** begin ENTRIES **
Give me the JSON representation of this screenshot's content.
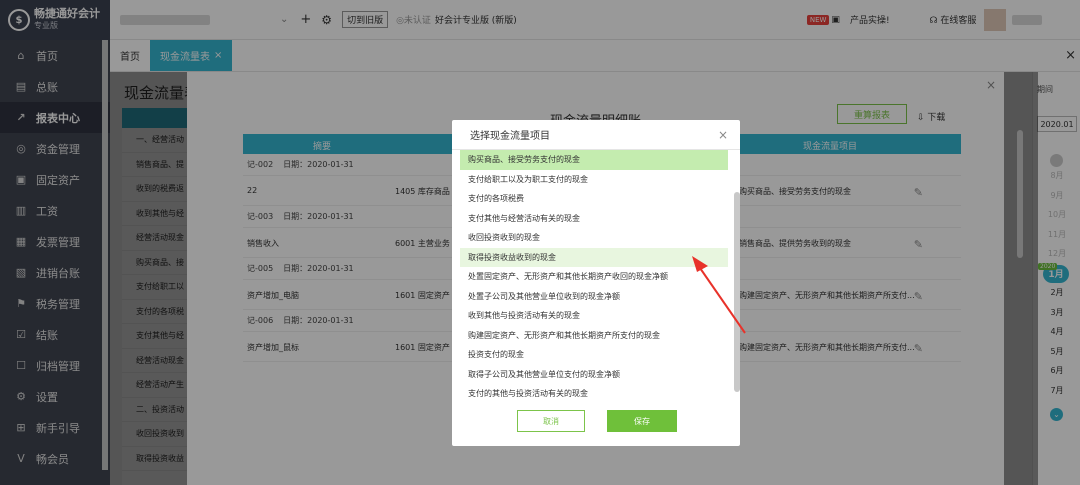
{
  "app": {
    "logo_title": "畅捷通好会计",
    "logo_sub": "专业版",
    "logo_mark": "$"
  },
  "sidebar": {
    "items": [
      {
        "label": "首页",
        "icon": "home-icon",
        "glyph": "⌂"
      },
      {
        "label": "总账",
        "icon": "ledger-icon",
        "glyph": "▤"
      },
      {
        "label": "报表中心",
        "icon": "report-chart-icon",
        "glyph": "↗",
        "active": true
      },
      {
        "label": "资金管理",
        "icon": "fund-icon",
        "glyph": "◎"
      },
      {
        "label": "固定资产",
        "icon": "asset-icon",
        "glyph": "▣"
      },
      {
        "label": "工资",
        "icon": "salary-icon",
        "glyph": "▥"
      },
      {
        "label": "发票管理",
        "icon": "invoice-icon",
        "glyph": "▦"
      },
      {
        "label": "进销台账",
        "icon": "inventory-icon",
        "glyph": "▧"
      },
      {
        "label": "税务管理",
        "icon": "tax-icon",
        "glyph": "⚑"
      },
      {
        "label": "结账",
        "icon": "checkout-icon",
        "glyph": "☑"
      },
      {
        "label": "归档管理",
        "icon": "archive-icon",
        "glyph": "☐"
      },
      {
        "label": "设置",
        "icon": "settings-icon",
        "glyph": "⚙"
      },
      {
        "label": "新手引导",
        "icon": "guide-icon",
        "glyph": "⊞"
      },
      {
        "label": "畅会员",
        "icon": "member-icon",
        "glyph": "V"
      }
    ]
  },
  "topbar": {
    "switch_label": "切到旧版",
    "cert_label": "◎未认证",
    "edition": "好会计专业版 (新版)",
    "new_badge": "NEW",
    "product_label": "产品实操!",
    "service_label": "在线客服"
  },
  "tabs": [
    {
      "label": "首页",
      "active": false
    },
    {
      "label": "现金流量表",
      "active": true,
      "close": "×"
    }
  ],
  "page": {
    "title": "现金流量表",
    "left_rows": [
      "一、经营活动",
      "销售商品、提",
      "收到的税费返",
      "收到其他与经",
      "经营活动现金",
      "购买商品、接",
      "支付给职工以",
      "支付的各项税",
      "支付其他与经",
      "经营活动现金",
      "经营活动产生",
      "二、投资活动",
      "收回投资收到",
      "取得投资收益"
    ]
  },
  "calendar": {
    "label": "期间",
    "year": "2020.01",
    "months": [
      {
        "label": "8月",
        "on": false
      },
      {
        "label": "9月",
        "on": false
      },
      {
        "label": "10月",
        "on": false
      },
      {
        "label": "11月",
        "on": false
      },
      {
        "label": "12月",
        "on": false
      },
      {
        "label": "1月",
        "on": true,
        "current": true
      },
      {
        "label": "2月",
        "on": true
      },
      {
        "label": "3月",
        "on": true
      },
      {
        "label": "4月",
        "on": true
      },
      {
        "label": "5月",
        "on": true
      },
      {
        "label": "6月",
        "on": true
      },
      {
        "label": "7月",
        "on": true
      }
    ],
    "year_mini": "2020"
  },
  "detail_panel": {
    "title": "现金流量明细账",
    "recalc_button": "重算报表",
    "download_label": "下载",
    "columns": [
      "摘要",
      "科目",
      "现金流量项目"
    ],
    "groups": [
      {
        "voucher": "记-002",
        "date": "日期：2020-01-31",
        "summary": "22",
        "account": "1405 库存商品",
        "flow_item": "购买商品、接受劳务支付的现金"
      },
      {
        "voucher": "记-003",
        "date": "日期：2020-01-31",
        "summary": "销售收入",
        "account": "6001 主营业务",
        "flow_item": "销售商品、提供劳务收到的现金"
      },
      {
        "voucher": "记-005",
        "date": "日期：2020-01-31",
        "summary": "资产增加_电脑",
        "account": "1601 固定资产",
        "flow_item": "购建固定资产、无形资产和其他长期资产所支付..."
      },
      {
        "voucher": "记-006",
        "date": "日期：2020-01-31",
        "summary": "资产增加_鼠标",
        "account": "1601 固定资产",
        "flow_item": "购建固定资产、无形资产和其他长期资产所支付..."
      }
    ]
  },
  "dialog": {
    "title": "选择现金流量项目",
    "close": "×",
    "options": [
      {
        "label": "购买商品、接受劳务支付的现金",
        "state": "selected"
      },
      {
        "label": "支付给职工以及为职工支付的现金",
        "state": ""
      },
      {
        "label": "支付的各项税费",
        "state": ""
      },
      {
        "label": "支付其他与经营活动有关的现金",
        "state": ""
      },
      {
        "label": "收回投资收到的现金",
        "state": ""
      },
      {
        "label": "取得投资收益收到的现金",
        "state": "hover"
      },
      {
        "label": "处置固定资产、无形资产和其他长期资产收回的现金净额",
        "state": ""
      },
      {
        "label": "处置子公司及其他营业单位收到的现金净额",
        "state": ""
      },
      {
        "label": "收到其他与投资活动有关的现金",
        "state": ""
      },
      {
        "label": "购建固定资产、无形资产和其他长期资产所支付的现金",
        "state": ""
      },
      {
        "label": "投资支付的现金",
        "state": ""
      },
      {
        "label": "取得子公司及其他营业单位支付的现金净额",
        "state": ""
      },
      {
        "label": "支付的其他与投资活动有关的现金",
        "state": ""
      }
    ],
    "cancel_label": "取消",
    "save_label": "保存"
  },
  "colors": {
    "accent": "#34b6d1",
    "green": "#6fc03a",
    "selected_bg": "#c4ecaf",
    "arrow": "#e8322a"
  }
}
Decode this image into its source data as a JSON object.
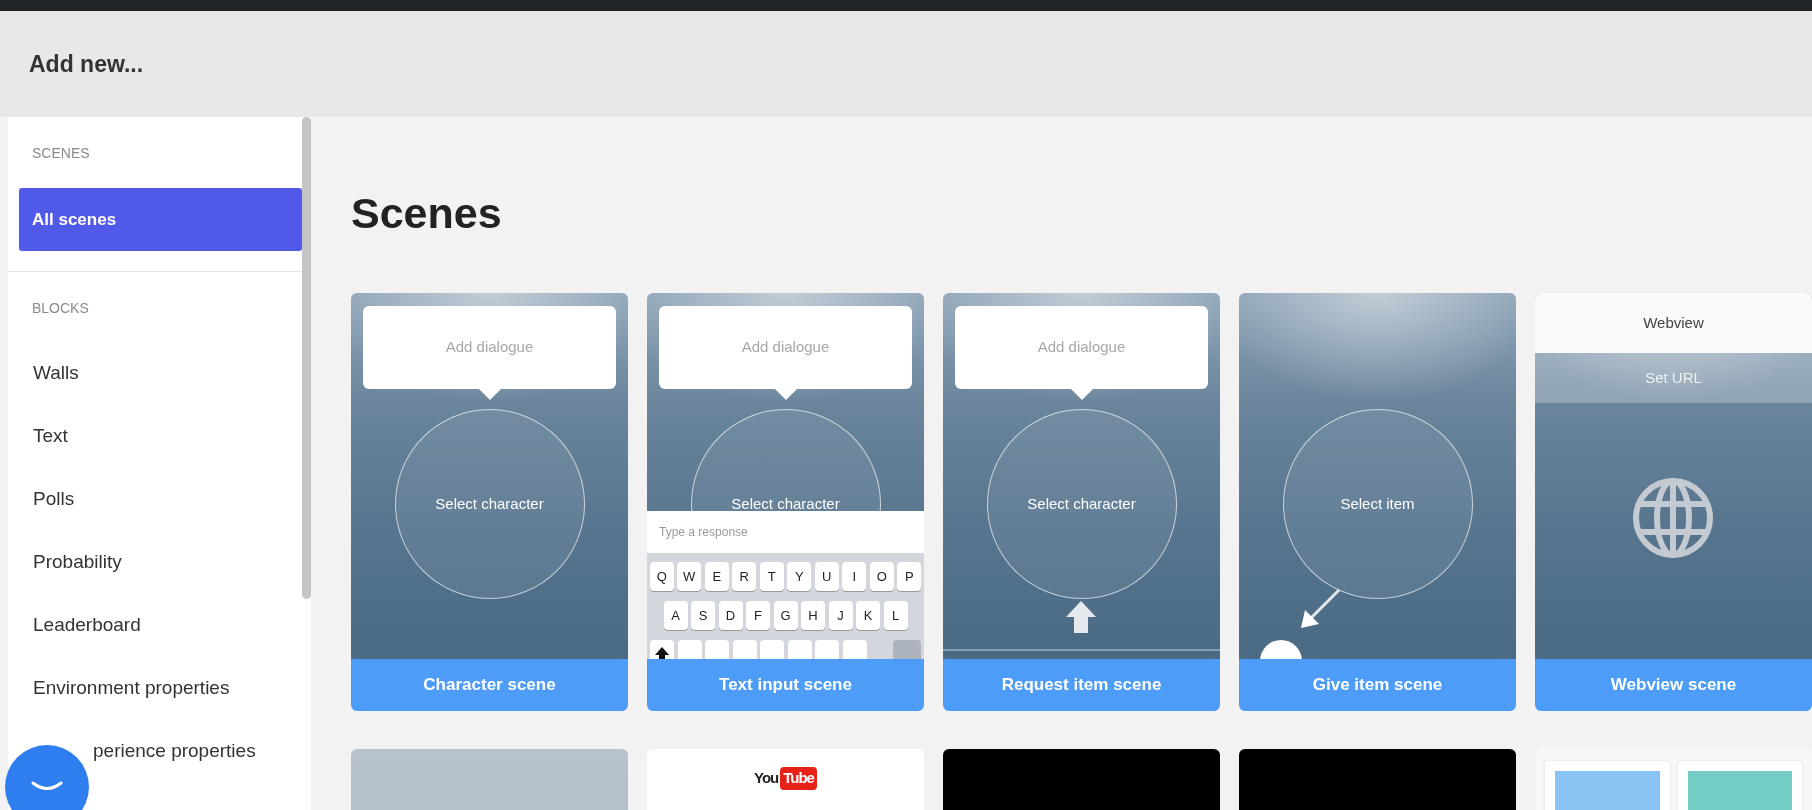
{
  "header": {
    "title": "Add new..."
  },
  "sidebar": {
    "sections": [
      {
        "heading": "SCENES",
        "items": [
          {
            "label": "All scenes",
            "selected": true
          }
        ]
      },
      {
        "heading": "BLOCKS",
        "items": [
          {
            "label": "Walls",
            "selected": false
          },
          {
            "label": "Text",
            "selected": false
          },
          {
            "label": "Polls",
            "selected": false
          },
          {
            "label": "Probability",
            "selected": false
          },
          {
            "label": "Leaderboard",
            "selected": false
          },
          {
            "label": "Environment properties",
            "selected": false
          },
          {
            "label": "perience properties",
            "selected": false,
            "partly_hidden": true
          }
        ]
      }
    ]
  },
  "main": {
    "heading": "Scenes",
    "cards": [
      {
        "kind": "character",
        "dialogue": "Add dialogue",
        "target": "Select character",
        "label": "Character scene"
      },
      {
        "kind": "text_input",
        "dialogue": "Add dialogue",
        "target": "Select character",
        "response_placeholder": "Type a response",
        "keys": [
          [
            "Q",
            "W",
            "E",
            "R",
            "T",
            "Y",
            "U",
            "I",
            "O",
            "P"
          ],
          [
            "A",
            "S",
            "D",
            "F",
            "G",
            "H",
            "J",
            "K",
            "L"
          ]
        ],
        "label": "Text input scene"
      },
      {
        "kind": "request_item",
        "dialogue": "Add dialogue",
        "target": "Select character",
        "label": "Request item scene"
      },
      {
        "kind": "give_item",
        "target": "Select item",
        "label": "Give item scene"
      },
      {
        "kind": "webview",
        "header": "Webview",
        "url_placeholder": "Set URL",
        "label": "Webview scene"
      }
    ],
    "more_cards": [
      {
        "kind": "scene"
      },
      {
        "kind": "youtube",
        "logo": {
          "left": "You",
          "right": "Tube"
        }
      },
      {
        "kind": "black"
      },
      {
        "kind": "black"
      },
      {
        "kind": "tiles"
      }
    ]
  }
}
** end ENTRIES **
◆ **WHAT YOU WILL DO**: What you return should match the records above word for word, minus the pictures.

◆ **FINISHED EXERCISE**:
Give me the JSON representation of this screenshot's content.
{
  "app": {
    "logo_title": "畅捷通好会计",
    "logo_sub": "专业版",
    "logo_mark": "$"
  },
  "sidebar": {
    "items": [
      {
        "label": "首页",
        "icon": "home-icon",
        "glyph": "⌂"
      },
      {
        "label": "总账",
        "icon": "ledger-icon",
        "glyph": "▤"
      },
      {
        "label": "报表中心",
        "icon": "report-chart-icon",
        "glyph": "↗",
        "active": true
      },
      {
        "label": "资金管理",
        "icon": "fund-icon",
        "glyph": "◎"
      },
      {
        "label": "固定资产",
        "icon": "asset-icon",
        "glyph": "▣"
      },
      {
        "label": "工资",
        "icon": "salary-icon",
        "glyph": "▥"
      },
      {
        "label": "发票管理",
        "icon": "invoice-icon",
        "glyph": "▦"
      },
      {
        "label": "进销台账",
        "icon": "inventory-icon",
        "glyph": "▧"
      },
      {
        "label": "税务管理",
        "icon": "tax-icon",
        "glyph": "⚑"
      },
      {
        "label": "结账",
        "icon": "checkout-icon",
        "glyph": "☑"
      },
      {
        "label": "归档管理",
        "icon": "archive-icon",
        "glyph": "☐"
      },
      {
        "label": "设置",
        "icon": "settings-icon",
        "glyph": "⚙"
      },
      {
        "label": "新手引导",
        "icon": "guide-icon",
        "glyph": "⊞"
      },
      {
        "label": "畅会员",
        "icon": "member-icon",
        "glyph": "V"
      }
    ]
  },
  "topbar": {
    "switch_label": "切到旧版",
    "cert_label": "◎未认证",
    "edition": "好会计专业版 (新版)",
    "new_badge": "NEW",
    "product_label": "产品实操!",
    "service_label": "在线客服"
  },
  "tabs": [
    {
      "label": "首页",
      "active": false
    },
    {
      "label": "现金流量表",
      "active": true,
      "close": "×"
    }
  ],
  "page": {
    "title": "现金流量表",
    "left_rows": [
      "一、经营活动",
      "销售商品、提",
      "收到的税费返",
      "收到其他与经",
      "经营活动现金",
      "购买商品、接",
      "支付给职工以",
      "支付的各项税",
      "支付其他与经",
      "经营活动现金",
      "经营活动产生",
      "二、投资活动",
      "收回投资收到",
      "取得投资收益"
    ]
  },
  "calendar": {
    "label": "期间",
    "year": "2020.01",
    "months": [
      {
        "label": "8月",
        "on": false
      },
      {
        "label": "9月",
        "on": false
      },
      {
        "label": "10月",
        "on": false
      },
      {
        "label": "11月",
        "on": false
      },
      {
        "label": "12月",
        "on": false
      },
      {
        "label": "1月",
        "on": true,
        "current": true
      },
      {
        "label": "2月",
        "on": true
      },
      {
        "label": "3月",
        "on": true
      },
      {
        "label": "4月",
        "on": true
      },
      {
        "label": "5月",
        "on": true
      },
      {
        "label": "6月",
        "on": true
      },
      {
        "label": "7月",
        "on": true
      }
    ],
    "year_mini": "2020"
  },
  "detail_panel": {
    "title": "现金流量明细账",
    "recalc_button": "重算报表",
    "download_label": "下载",
    "columns": [
      "摘要",
      "科目",
      "现金流量项目"
    ],
    "groups": [
      {
        "voucher": "记-002",
        "date": "日期：2020-01-31",
        "summary": "22",
        "account": "1405 库存商品",
        "flow_item": "购买商品、接受劳务支付的现金"
      },
      {
        "voucher": "记-003",
        "date": "日期：2020-01-31",
        "summary": "销售收入",
        "account": "6001 主营业务",
        "flow_item": "销售商品、提供劳务收到的现金"
      },
      {
        "voucher": "记-005",
        "date": "日期：2020-01-31",
        "summary": "资产增加_电脑",
        "account": "1601 固定资产",
        "flow_item": "购建固定资产、无形资产和其他长期资产所支付..."
      },
      {
        "voucher": "记-006",
        "date": "日期：2020-01-31",
        "summary": "资产增加_鼠标",
        "account": "1601 固定资产",
        "flow_item": "购建固定资产、无形资产和其他长期资产所支付..."
      }
    ]
  },
  "dialog": {
    "title": "选择现金流量项目",
    "close": "×",
    "options": [
      {
        "label": "购买商品、接受劳务支付的现金",
        "state": "selected"
      },
      {
        "label": "支付给职工以及为职工支付的现金",
        "state": ""
      },
      {
        "label": "支付的各项税费",
        "state": ""
      },
      {
        "label": "支付其他与经营活动有关的现金",
        "state": ""
      },
      {
        "label": "收回投资收到的现金",
        "state": ""
      },
      {
        "label": "取得投资收益收到的现金",
        "state": "hover"
      },
      {
        "label": "处置固定资产、无形资产和其他长期资产收回的现金净额",
        "state": ""
      },
      {
        "label": "处置子公司及其他营业单位收到的现金净额",
        "state": ""
      },
      {
        "label": "收到其他与投资活动有关的现金",
        "state": ""
      },
      {
        "label": "购建固定资产、无形资产和其他长期资产所支付的现金",
        "state": ""
      },
      {
        "label": "投资支付的现金",
        "state": ""
      },
      {
        "label": "取得子公司及其他营业单位支付的现金净额",
        "state": ""
      },
      {
        "label": "支付的其他与投资活动有关的现金",
        "state": ""
      }
    ],
    "cancel_label": "取消",
    "save_label": "保存"
  },
  "colors": {
    "accent": "#34b6d1",
    "green": "#6fc03a",
    "selected_bg": "#c4ecaf",
    "arrow": "#e8322a"
  }
}
Decode this image into its source data as a JSON object.
{
  "header": {
    "title": "Add new..."
  },
  "sidebar": {
    "sections": [
      {
        "heading": "SCENES",
        "items": [
          {
            "label": "All scenes",
            "selected": true
          }
        ]
      },
      {
        "heading": "BLOCKS",
        "items": [
          {
            "label": "Walls",
            "selected": false
          },
          {
            "label": "Text",
            "selected": false
          },
          {
            "label": "Polls",
            "selected": false
          },
          {
            "label": "Probability",
            "selected": false
          },
          {
            "label": "Leaderboard",
            "selected": false
          },
          {
            "label": "Environment properties",
            "selected": false
          },
          {
            "label": "perience properties",
            "selected": false,
            "partly_hidden": true
          }
        ]
      }
    ]
  },
  "main": {
    "heading": "Scenes",
    "cards": [
      {
        "kind": "character",
        "dialogue": "Add dialogue",
        "target": "Select character",
        "label": "Character scene"
      },
      {
        "kind": "text_input",
        "dialogue": "Add dialogue",
        "target": "Select character",
        "response_placeholder": "Type a response",
        "keys": [
          [
            "Q",
            "W",
            "E",
            "R",
            "T",
            "Y",
            "U",
            "I",
            "O",
            "P"
          ],
          [
            "A",
            "S",
            "D",
            "F",
            "G",
            "H",
            "J",
            "K",
            "L"
          ]
        ],
        "label": "Text input scene"
      },
      {
        "kind": "request_item",
        "dialogue": "Add dialogue",
        "target": "Select character",
        "label": "Request item scene"
      },
      {
        "kind": "give_item",
        "target": "Select item",
        "label": "Give item scene"
      },
      {
        "kind": "webview",
        "header": "Webview",
        "url_placeholder": "Set URL",
        "label": "Webview scene"
      }
    ],
    "more_cards": [
      {
        "kind": "scene"
      },
      {
        "kind": "youtube",
        "logo": {
          "left": "You",
          "right": "Tube"
        }
      },
      {
        "kind": "black"
      },
      {
        "kind": "black"
      },
      {
        "kind": "tiles"
      }
    ]
  }
}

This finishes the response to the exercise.